Find the string "page" and gather every line that holds it.

[Collected data]
==================================================

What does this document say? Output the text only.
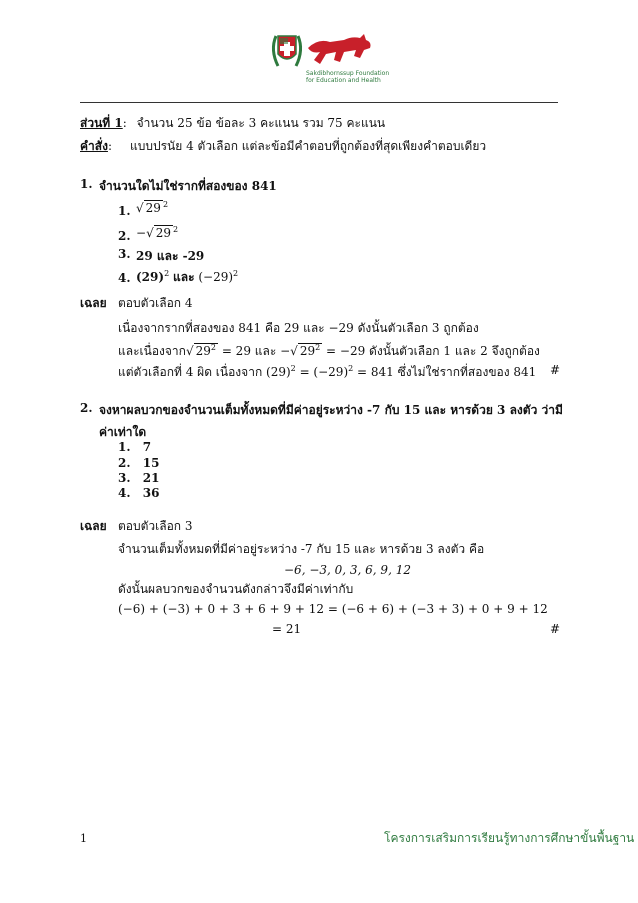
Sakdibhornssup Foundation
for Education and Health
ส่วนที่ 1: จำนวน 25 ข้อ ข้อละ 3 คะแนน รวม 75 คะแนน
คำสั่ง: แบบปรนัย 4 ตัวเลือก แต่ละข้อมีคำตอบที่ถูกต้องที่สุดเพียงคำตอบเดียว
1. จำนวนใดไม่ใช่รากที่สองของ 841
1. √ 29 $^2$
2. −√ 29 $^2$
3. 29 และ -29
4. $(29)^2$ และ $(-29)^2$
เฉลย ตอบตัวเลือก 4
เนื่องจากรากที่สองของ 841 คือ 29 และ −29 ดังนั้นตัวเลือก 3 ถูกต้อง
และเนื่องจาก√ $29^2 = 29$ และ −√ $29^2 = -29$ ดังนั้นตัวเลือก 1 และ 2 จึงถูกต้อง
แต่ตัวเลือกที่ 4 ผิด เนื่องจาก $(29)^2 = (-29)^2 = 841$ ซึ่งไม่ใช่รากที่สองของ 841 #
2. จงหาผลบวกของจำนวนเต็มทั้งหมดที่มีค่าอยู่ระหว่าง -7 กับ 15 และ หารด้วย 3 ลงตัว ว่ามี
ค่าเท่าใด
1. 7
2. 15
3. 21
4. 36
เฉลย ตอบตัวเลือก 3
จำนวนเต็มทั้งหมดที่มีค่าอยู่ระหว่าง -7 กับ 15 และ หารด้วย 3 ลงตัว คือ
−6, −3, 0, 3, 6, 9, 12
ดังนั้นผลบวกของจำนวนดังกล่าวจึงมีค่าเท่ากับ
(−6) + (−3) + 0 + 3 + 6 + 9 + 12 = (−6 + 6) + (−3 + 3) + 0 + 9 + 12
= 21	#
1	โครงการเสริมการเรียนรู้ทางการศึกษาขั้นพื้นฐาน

==================================================

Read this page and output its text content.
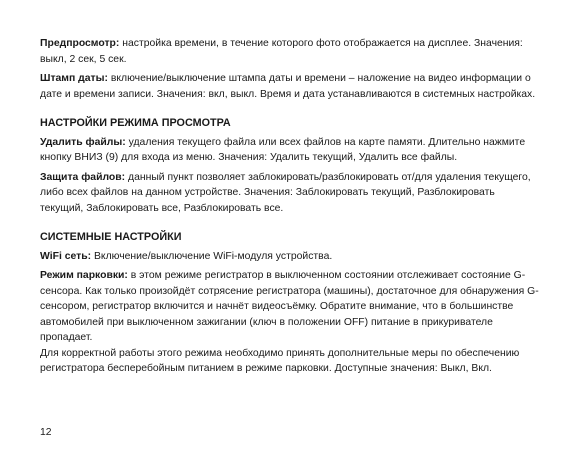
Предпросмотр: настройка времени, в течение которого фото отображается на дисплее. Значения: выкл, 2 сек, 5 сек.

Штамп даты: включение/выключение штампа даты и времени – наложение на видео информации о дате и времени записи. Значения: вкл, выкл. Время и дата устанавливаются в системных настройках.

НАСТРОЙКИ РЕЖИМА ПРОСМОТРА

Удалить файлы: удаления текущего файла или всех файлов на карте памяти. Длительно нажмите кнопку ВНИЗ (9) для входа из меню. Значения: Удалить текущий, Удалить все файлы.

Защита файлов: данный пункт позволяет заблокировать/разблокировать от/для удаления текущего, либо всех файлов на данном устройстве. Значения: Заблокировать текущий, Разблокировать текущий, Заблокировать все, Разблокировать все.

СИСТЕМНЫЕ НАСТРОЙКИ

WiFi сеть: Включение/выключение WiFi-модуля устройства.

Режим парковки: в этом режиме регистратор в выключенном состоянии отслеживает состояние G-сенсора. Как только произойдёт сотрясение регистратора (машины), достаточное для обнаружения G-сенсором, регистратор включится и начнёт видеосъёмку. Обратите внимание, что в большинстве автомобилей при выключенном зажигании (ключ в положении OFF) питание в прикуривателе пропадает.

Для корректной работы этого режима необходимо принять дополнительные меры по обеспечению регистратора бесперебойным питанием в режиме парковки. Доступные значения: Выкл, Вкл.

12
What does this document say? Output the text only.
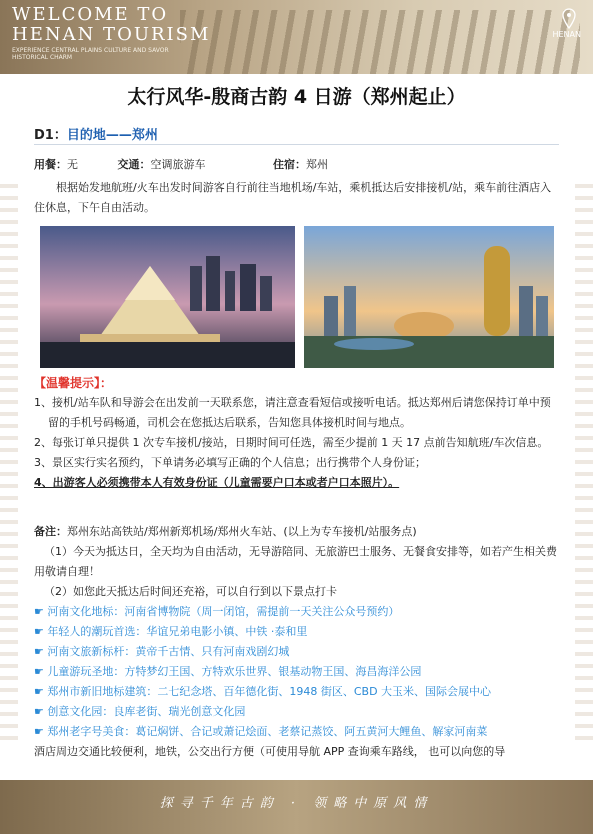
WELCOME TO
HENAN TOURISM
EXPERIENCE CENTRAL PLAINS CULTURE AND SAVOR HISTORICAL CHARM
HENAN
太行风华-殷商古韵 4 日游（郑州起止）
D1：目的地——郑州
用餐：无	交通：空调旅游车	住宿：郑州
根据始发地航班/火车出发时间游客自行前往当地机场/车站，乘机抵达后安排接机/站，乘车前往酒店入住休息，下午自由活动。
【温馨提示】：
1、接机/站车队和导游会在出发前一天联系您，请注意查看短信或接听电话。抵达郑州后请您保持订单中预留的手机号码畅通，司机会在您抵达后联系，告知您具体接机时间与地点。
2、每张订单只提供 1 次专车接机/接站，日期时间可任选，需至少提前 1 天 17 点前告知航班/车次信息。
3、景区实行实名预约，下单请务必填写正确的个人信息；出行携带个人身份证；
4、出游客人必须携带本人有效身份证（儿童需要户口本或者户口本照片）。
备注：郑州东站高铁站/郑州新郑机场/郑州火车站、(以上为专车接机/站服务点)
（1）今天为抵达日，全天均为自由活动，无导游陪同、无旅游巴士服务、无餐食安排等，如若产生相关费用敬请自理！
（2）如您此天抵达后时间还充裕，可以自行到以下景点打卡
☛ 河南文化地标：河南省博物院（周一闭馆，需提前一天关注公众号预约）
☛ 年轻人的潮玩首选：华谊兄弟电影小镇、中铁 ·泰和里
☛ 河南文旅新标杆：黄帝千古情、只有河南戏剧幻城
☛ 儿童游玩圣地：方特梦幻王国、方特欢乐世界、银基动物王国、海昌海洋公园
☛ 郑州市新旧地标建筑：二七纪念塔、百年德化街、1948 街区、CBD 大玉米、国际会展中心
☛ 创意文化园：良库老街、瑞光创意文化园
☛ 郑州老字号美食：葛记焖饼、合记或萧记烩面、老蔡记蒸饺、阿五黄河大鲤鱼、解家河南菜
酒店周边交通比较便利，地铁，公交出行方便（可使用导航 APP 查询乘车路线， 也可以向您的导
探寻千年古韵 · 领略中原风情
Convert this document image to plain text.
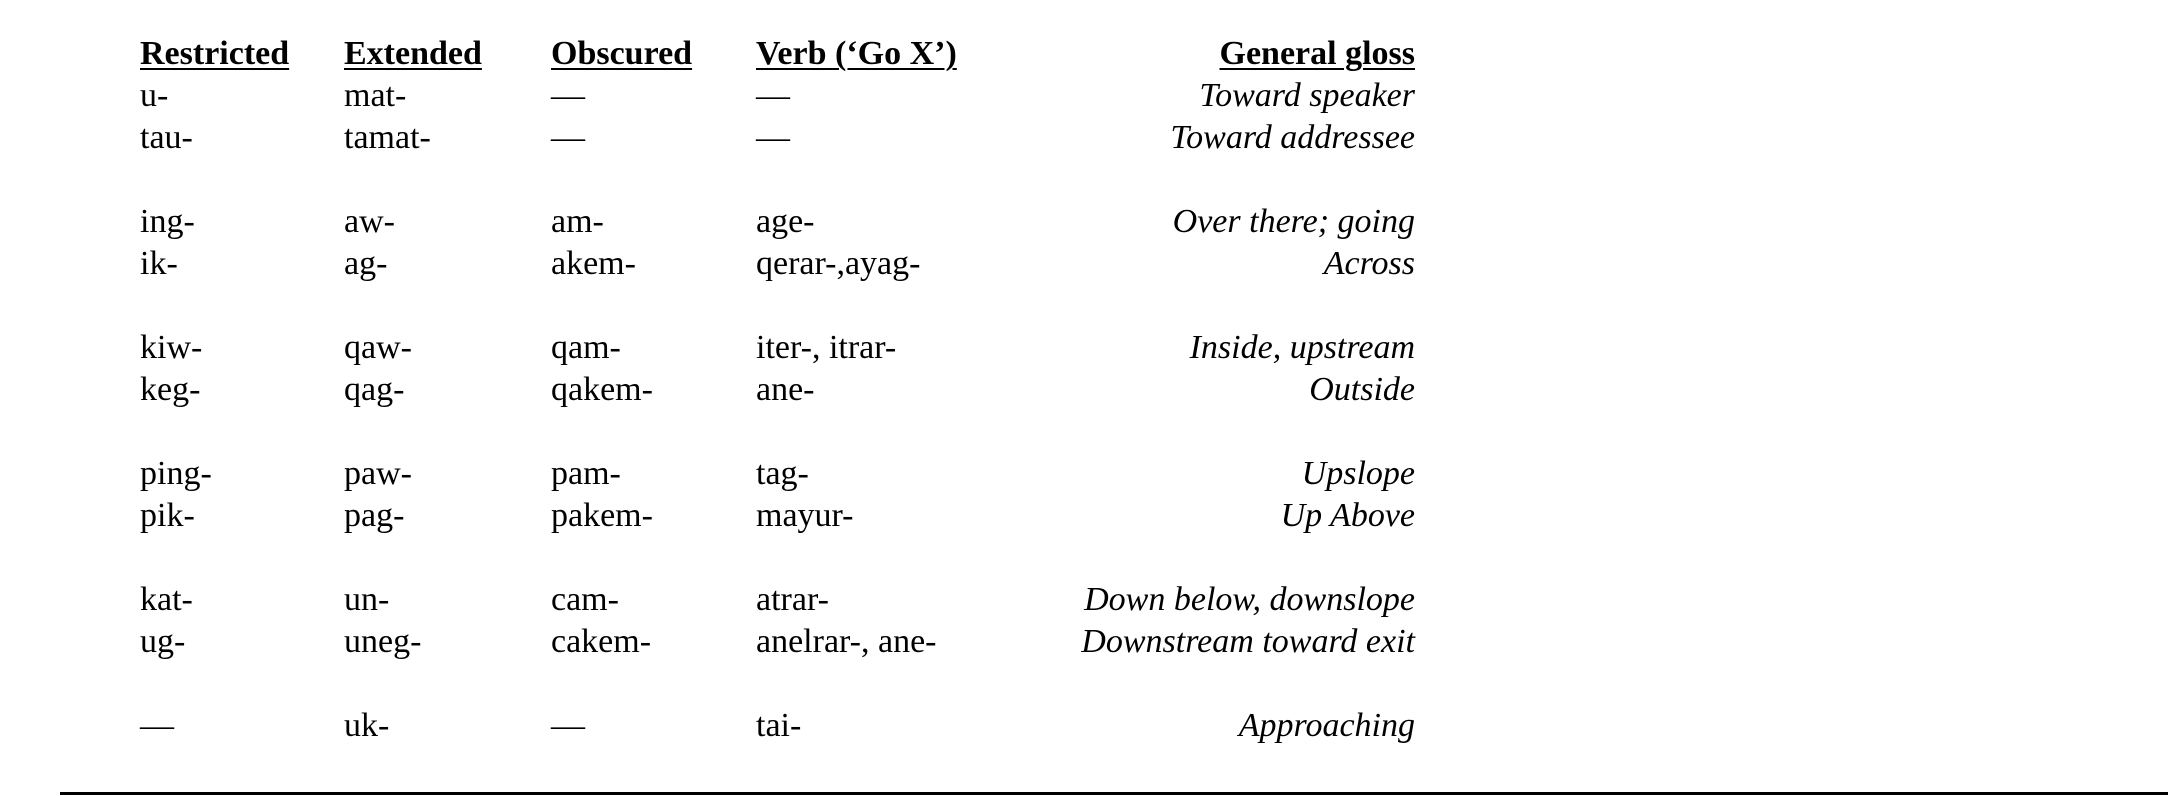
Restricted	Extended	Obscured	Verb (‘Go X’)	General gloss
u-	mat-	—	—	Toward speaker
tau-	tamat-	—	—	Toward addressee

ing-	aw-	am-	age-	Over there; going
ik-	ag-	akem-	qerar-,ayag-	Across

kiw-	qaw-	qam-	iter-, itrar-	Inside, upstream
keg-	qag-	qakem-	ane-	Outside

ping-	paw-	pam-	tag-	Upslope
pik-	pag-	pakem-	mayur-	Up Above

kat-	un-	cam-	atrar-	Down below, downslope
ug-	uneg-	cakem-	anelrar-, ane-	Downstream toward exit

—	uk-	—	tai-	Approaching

==================================================

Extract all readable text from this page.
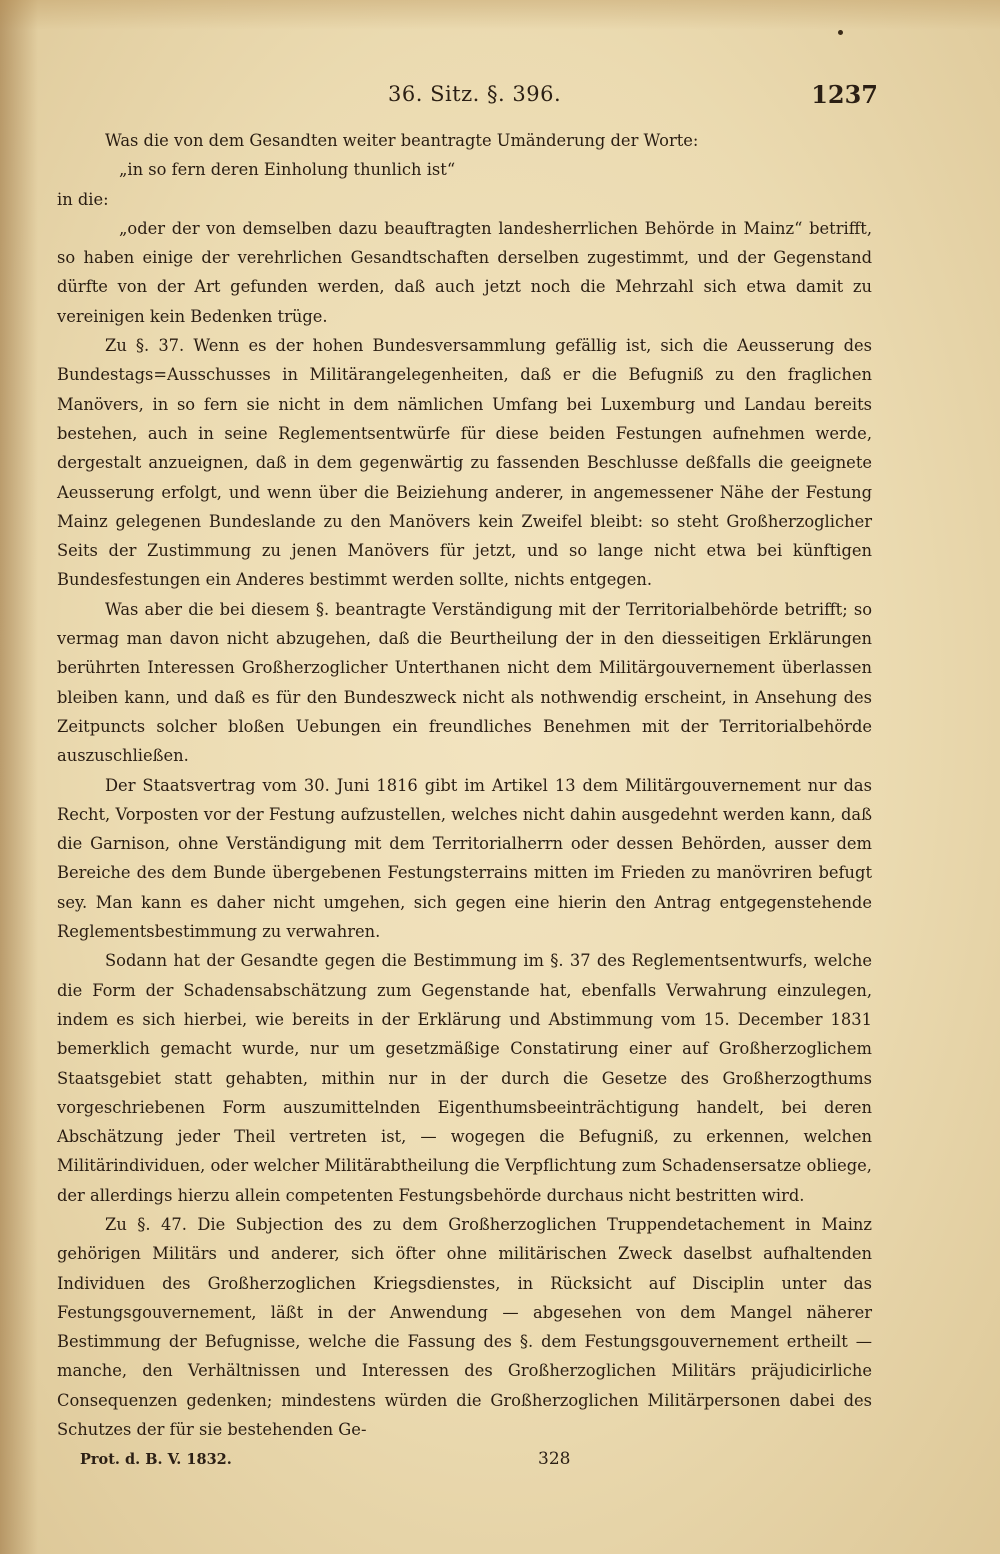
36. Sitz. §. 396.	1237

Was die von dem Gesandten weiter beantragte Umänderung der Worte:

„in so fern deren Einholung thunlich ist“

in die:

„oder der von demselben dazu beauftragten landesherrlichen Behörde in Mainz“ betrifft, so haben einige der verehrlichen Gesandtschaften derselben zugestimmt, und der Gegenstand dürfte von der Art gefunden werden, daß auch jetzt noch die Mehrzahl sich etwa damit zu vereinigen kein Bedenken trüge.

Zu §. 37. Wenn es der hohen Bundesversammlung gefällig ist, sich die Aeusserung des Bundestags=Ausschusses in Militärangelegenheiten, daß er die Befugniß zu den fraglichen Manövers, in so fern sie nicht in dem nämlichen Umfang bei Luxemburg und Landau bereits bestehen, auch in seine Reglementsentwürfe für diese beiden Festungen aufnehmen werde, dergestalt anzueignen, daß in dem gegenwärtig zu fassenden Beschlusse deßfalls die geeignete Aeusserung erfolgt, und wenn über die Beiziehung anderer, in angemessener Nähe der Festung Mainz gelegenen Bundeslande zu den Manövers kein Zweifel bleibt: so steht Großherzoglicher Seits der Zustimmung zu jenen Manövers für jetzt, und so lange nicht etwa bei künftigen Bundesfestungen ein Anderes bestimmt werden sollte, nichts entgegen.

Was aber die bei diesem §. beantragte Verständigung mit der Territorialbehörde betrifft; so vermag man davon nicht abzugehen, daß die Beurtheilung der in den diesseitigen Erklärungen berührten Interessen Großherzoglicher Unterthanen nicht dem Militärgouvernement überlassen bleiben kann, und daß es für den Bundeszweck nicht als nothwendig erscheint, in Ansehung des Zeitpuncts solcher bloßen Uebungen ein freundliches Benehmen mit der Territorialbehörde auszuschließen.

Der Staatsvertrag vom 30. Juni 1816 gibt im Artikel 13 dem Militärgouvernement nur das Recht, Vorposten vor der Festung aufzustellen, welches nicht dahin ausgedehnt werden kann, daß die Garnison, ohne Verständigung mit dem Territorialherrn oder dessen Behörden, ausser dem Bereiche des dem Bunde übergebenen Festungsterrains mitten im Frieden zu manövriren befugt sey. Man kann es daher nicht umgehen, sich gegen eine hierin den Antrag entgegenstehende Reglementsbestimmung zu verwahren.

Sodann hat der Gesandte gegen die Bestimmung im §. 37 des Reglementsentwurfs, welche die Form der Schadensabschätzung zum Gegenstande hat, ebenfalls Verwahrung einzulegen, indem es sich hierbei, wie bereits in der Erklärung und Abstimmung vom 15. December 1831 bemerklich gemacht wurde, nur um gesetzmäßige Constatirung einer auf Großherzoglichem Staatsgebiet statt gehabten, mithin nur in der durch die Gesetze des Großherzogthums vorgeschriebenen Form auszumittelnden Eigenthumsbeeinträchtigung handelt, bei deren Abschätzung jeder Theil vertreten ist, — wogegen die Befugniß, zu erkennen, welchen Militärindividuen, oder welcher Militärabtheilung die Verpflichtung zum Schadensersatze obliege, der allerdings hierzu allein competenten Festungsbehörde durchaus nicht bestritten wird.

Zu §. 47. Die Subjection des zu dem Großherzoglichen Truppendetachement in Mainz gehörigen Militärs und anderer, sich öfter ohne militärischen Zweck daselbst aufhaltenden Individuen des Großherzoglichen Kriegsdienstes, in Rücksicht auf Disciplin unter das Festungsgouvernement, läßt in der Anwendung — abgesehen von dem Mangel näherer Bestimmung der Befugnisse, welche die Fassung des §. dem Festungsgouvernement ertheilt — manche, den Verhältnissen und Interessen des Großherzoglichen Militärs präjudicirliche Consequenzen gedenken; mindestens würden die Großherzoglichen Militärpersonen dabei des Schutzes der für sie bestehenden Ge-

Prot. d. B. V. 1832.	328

==================================================

### Solution for this problem
Read this page and output its text content.
Extract all readable text from this page.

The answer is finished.